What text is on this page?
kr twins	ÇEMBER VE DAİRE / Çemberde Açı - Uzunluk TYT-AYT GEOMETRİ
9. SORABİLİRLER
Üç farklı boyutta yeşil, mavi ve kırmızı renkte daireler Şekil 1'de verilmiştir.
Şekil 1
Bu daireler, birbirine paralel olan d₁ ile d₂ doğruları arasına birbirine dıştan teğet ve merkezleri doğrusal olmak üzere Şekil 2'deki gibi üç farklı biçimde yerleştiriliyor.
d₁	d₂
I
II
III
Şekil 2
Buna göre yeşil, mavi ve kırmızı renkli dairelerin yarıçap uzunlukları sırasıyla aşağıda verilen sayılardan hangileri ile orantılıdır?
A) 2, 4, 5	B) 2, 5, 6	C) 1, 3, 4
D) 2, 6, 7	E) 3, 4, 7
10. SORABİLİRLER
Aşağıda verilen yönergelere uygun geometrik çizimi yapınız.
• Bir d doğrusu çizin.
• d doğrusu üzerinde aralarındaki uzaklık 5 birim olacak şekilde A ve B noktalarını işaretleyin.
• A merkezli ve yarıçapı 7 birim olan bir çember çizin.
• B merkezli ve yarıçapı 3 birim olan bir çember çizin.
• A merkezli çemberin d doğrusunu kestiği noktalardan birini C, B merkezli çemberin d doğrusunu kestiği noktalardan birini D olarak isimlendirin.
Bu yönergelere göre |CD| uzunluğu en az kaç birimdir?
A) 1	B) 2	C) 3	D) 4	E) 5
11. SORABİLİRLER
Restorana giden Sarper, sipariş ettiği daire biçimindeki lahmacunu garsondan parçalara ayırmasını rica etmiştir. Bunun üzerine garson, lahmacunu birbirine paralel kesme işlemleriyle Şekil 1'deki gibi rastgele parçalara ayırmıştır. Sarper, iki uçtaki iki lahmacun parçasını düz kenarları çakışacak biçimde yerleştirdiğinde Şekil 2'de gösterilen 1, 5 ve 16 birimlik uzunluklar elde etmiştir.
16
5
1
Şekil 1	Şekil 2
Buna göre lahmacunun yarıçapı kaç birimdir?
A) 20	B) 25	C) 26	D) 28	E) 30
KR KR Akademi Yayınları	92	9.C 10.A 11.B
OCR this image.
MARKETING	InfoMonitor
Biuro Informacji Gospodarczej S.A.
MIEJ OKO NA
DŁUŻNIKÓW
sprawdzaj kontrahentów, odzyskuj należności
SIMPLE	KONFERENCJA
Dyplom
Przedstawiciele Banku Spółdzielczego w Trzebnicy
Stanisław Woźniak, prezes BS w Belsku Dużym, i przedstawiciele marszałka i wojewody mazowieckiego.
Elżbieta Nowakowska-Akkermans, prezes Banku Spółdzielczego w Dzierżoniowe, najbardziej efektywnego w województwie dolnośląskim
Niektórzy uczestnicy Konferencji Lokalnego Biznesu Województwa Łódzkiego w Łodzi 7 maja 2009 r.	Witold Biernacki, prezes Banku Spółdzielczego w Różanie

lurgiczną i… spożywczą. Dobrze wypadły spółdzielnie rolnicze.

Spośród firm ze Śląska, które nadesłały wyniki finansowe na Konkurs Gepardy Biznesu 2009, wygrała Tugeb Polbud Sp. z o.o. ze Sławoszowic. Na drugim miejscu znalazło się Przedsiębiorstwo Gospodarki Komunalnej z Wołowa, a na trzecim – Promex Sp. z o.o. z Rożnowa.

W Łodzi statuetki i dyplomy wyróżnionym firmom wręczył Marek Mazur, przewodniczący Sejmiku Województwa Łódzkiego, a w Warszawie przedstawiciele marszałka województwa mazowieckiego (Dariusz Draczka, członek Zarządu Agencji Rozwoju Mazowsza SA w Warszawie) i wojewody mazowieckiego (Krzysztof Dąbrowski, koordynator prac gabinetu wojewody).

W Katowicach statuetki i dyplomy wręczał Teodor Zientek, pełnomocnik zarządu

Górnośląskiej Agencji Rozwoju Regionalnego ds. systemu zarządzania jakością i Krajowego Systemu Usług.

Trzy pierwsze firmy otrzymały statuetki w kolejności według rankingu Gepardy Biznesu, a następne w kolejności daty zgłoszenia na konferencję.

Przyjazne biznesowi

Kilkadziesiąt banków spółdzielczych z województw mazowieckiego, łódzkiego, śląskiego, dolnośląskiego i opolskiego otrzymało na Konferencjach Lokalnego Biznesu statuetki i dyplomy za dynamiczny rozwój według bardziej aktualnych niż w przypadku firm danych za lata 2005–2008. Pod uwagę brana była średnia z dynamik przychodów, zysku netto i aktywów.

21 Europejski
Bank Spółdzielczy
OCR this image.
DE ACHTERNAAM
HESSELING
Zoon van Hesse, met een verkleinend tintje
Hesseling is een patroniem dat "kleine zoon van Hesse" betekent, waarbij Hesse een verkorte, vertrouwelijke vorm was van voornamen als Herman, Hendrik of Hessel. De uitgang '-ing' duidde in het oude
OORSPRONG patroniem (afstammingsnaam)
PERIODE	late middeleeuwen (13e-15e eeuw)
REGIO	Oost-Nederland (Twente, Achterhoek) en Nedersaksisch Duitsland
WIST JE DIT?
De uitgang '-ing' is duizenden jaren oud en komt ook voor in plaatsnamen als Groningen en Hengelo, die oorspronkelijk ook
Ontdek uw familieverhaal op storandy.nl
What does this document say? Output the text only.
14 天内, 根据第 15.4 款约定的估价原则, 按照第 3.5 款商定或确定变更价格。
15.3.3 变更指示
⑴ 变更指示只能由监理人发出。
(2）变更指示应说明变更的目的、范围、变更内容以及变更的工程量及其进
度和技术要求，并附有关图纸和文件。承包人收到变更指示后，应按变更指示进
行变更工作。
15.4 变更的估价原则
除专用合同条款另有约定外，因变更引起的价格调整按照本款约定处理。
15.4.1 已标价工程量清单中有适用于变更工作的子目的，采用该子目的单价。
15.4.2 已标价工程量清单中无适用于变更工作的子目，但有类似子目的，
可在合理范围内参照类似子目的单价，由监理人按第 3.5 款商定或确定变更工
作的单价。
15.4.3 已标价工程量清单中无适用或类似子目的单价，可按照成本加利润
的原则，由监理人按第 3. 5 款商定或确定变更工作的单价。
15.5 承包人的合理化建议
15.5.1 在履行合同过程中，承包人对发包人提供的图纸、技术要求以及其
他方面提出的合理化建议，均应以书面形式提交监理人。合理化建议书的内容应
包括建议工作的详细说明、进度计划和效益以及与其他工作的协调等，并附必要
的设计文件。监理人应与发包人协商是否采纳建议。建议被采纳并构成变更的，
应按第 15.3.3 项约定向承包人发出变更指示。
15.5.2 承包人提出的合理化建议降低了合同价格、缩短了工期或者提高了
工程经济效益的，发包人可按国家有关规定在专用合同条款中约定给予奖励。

┄┄┄┄┄┄┄┄┄┄

**Task prompt:**
Extract each line of the listing above, copying it word for word.

**Result:**
What text is on this page?
kr twins	ÇEMBER VE DAİRE / Çemberde Açı - Uzunluk TYT-AYT GEOMETRİ
9. SORABİLİRLER
Üç farklı boyutta yeşil, mavi ve kırmızı renkte daireler Şekil 1'de verilmiştir.
Şekil 1
Bu daireler, birbirine paralel olan d₁ ile d₂ doğruları arasına birbirine dıştan teğet ve merkezleri doğrusal olmak üzere Şekil 2'deki gibi üç farklı biçimde yerleştiriliyor.
d₁	d₂
I
II
III
Şekil 2
Buna göre yeşil, mavi ve kırmızı renkli dairelerin yarıçap uzunlukları sırasıyla aşağıda verilen sayılardan hangileri ile orantılıdır?
A) 2, 4, 5	B) 2, 5, 6	C) 1, 3, 4
D) 2, 6, 7	E) 3, 4, 7
10. SORABİLİRLER
Aşağıda verilen yönergelere uygun geometrik çizimi yapınız.
• Bir d doğrusu çizin.
• d doğrusu üzerinde aralarındaki uzaklık 5 birim olacak şekilde A ve B noktalarını işaretleyin.
• A merkezli ve yarıçapı 7 birim olan bir çember çizin.
• B merkezli ve yarıçapı 3 birim olan bir çember çizin.
• A merkezli çemberin d doğrusunu kestiği noktalardan birini C, B merkezli çemberin d doğrusunu kestiği noktalardan birini D olarak isimlendirin.
Bu yönergelere göre |CD| uzunluğu en az kaç birimdir?
A) 1	B) 2	C) 3	D) 4	E) 5
11. SORABİLİRLER
Restorana giden Sarper, sipariş ettiği daire biçimindeki lahmacunu garsondan parçalara ayırmasını rica etmiştir. Bunun üzerine garson, lahmacunu birbirine paralel kesme işlemleriyle Şekil 1'deki gibi rastgele parçalara ayırmıştır. Sarper, iki uçtaki iki lahmacun parçasını düz kenarları çakışacak biçimde yerleştirdiğinde Şekil 2'de gösterilen 1, 5 ve 16 birimlik uzunluklar elde etmiştir.
16
5
1
Şekil 1	Şekil 2
Buna göre lahmacunun yarıçapı kaç birimdir?
A) 20	B) 25	C) 26	D) 28	E) 30
KR KR Akademi Yayınları	92	9.C 10.A 11.B
OCR this image.
MARKETING	InfoMonitor
Biuro Informacji Gospodarczej S.A.
MIEJ OKO NA
DŁUŻNIKÓW
sprawdzaj kontrahentów, odzyskuj należności
SIMPLE	KONFERENCJA
Dyplom
Przedstawiciele Banku Spółdzielczego w Trzebnicy
Stanisław Woźniak, prezes BS w Belsku Dużym, i przedstawiciele marszałka i wojewody mazowieckiego.
Elżbieta Nowakowska-Akkermans, prezes Banku Spółdzielczego w Dzierżoniowe, najbardziej efektywnego w województwie dolnośląskim
Niektórzy uczestnicy Konferencji Lokalnego Biznesu Województwa Łódzkiego w Łodzi 7 maja 2009 r.	Witold Biernacki, prezes Banku Spółdzielczego w Różanie

lurgiczną i… spożywczą. Dobrze wypadły spółdzielnie rolnicze.

Spośród firm ze Śląska, które nadesłały wyniki finansowe na Konkurs Gepardy Biznesu 2009, wygrała Tugeb Polbud Sp. z o.o. ze Sławoszowic. Na drugim miejscu znalazło się Przedsiębiorstwo Gospodarki Komunalnej z Wołowa, a na trzecim – Promex Sp. z o.o. z Rożnowa.

W Łodzi statuetki i dyplomy wyróżnionym firmom wręczył Marek Mazur, przewodniczący Sejmiku Województwa Łódzkiego, a w Warszawie przedstawiciele marszałka województwa mazowieckiego (Dariusz Draczka, członek Zarządu Agencji Rozwoju Mazowsza SA w Warszawie) i wojewody mazowieckiego (Krzysztof Dąbrowski, koordynator prac gabinetu wojewody).

W Katowicach statuetki i dyplomy wręczał Teodor Zientek, pełnomocnik zarządu

Górnośląskiej Agencji Rozwoju Regionalnego ds. systemu zarządzania jakością i Krajowego Systemu Usług.

Trzy pierwsze firmy otrzymały statuetki w kolejności według rankingu Gepardy Biznesu, a następne w kolejności daty zgłoszenia na konferencję.

Przyjazne biznesowi

Kilkadziesiąt banków spółdzielczych z województw mazowieckiego, łódzkiego, śląskiego, dolnośląskiego i opolskiego otrzymało na Konferencjach Lokalnego Biznesu statuetki i dyplomy za dynamiczny rozwój według bardziej aktualnych niż w przypadku firm danych za lata 2005–2008. Pod uwagę brana była średnia z dynamik przychodów, zysku netto i aktywów.

21 Europejski
Bank Spółdzielczy
OCR this image.
DE ACHTERNAAM
HESSELING
Zoon van Hesse, met een verkleinend tintje
Hesseling is een patroniem dat "kleine zoon van Hesse" betekent, waarbij Hesse een verkorte, vertrouwelijke vorm was van voornamen als Herman, Hendrik of Hessel. De uitgang '-ing' duidde in het oude
OORSPRONG patroniem (afstammingsnaam)
PERIODE	late middeleeuwen (13e-15e eeuw)
REGIO	Oost-Nederland (Twente, Achterhoek) en Nedersaksisch Duitsland
WIST JE DIT?
De uitgang '-ing' is duizenden jaren oud en komt ook voor in plaatsnamen als Groningen en Hengelo, die oorspronkelijk ook
Ontdek uw familieverhaal op storandy.nl
What does this document say? Output the text only.
14 天内, 根据第 15.4 款约定的估价原则, 按照第 3.5 款商定或确定变更价格。
15.3.3 变更指示
⑴ 变更指示只能由监理人发出。
(2）变更指示应说明变更的目的、范围、变更内容以及变更的工程量及其进
度和技术要求，并附有关图纸和文件。承包人收到变更指示后，应按变更指示进
行变更工作。
15.4 变更的估价原则
除专用合同条款另有约定外，因变更引起的价格调整按照本款约定处理。
15.4.1 已标价工程量清单中有适用于变更工作的子目的，采用该子目的单价。
15.4.2 已标价工程量清单中无适用于变更工作的子目，但有类似子目的，
可在合理范围内参照类似子目的单价，由监理人按第 3.5 款商定或确定变更工
作的单价。
15.4.3 已标价工程量清单中无适用或类似子目的单价，可按照成本加利润
的原则，由监理人按第 3. 5 款商定或确定变更工作的单价。
15.5 承包人的合理化建议
15.5.1 在履行合同过程中，承包人对发包人提供的图纸、技术要求以及其
他方面提出的合理化建议，均应以书面形式提交监理人。合理化建议书的内容应
包括建议工作的详细说明、进度计划和效益以及与其他工作的协调等，并附必要
的设计文件。监理人应与发包人协商是否采纳建议。建议被采纳并构成变更的，
应按第 15.3.3 项约定向承包人发出变更指示。
15.5.2 承包人提出的合理化建议降低了合同价格、缩短了工期或者提高了
工程经济效益的，发包人可按国家有关规定在专用合同条款中约定给予奖励。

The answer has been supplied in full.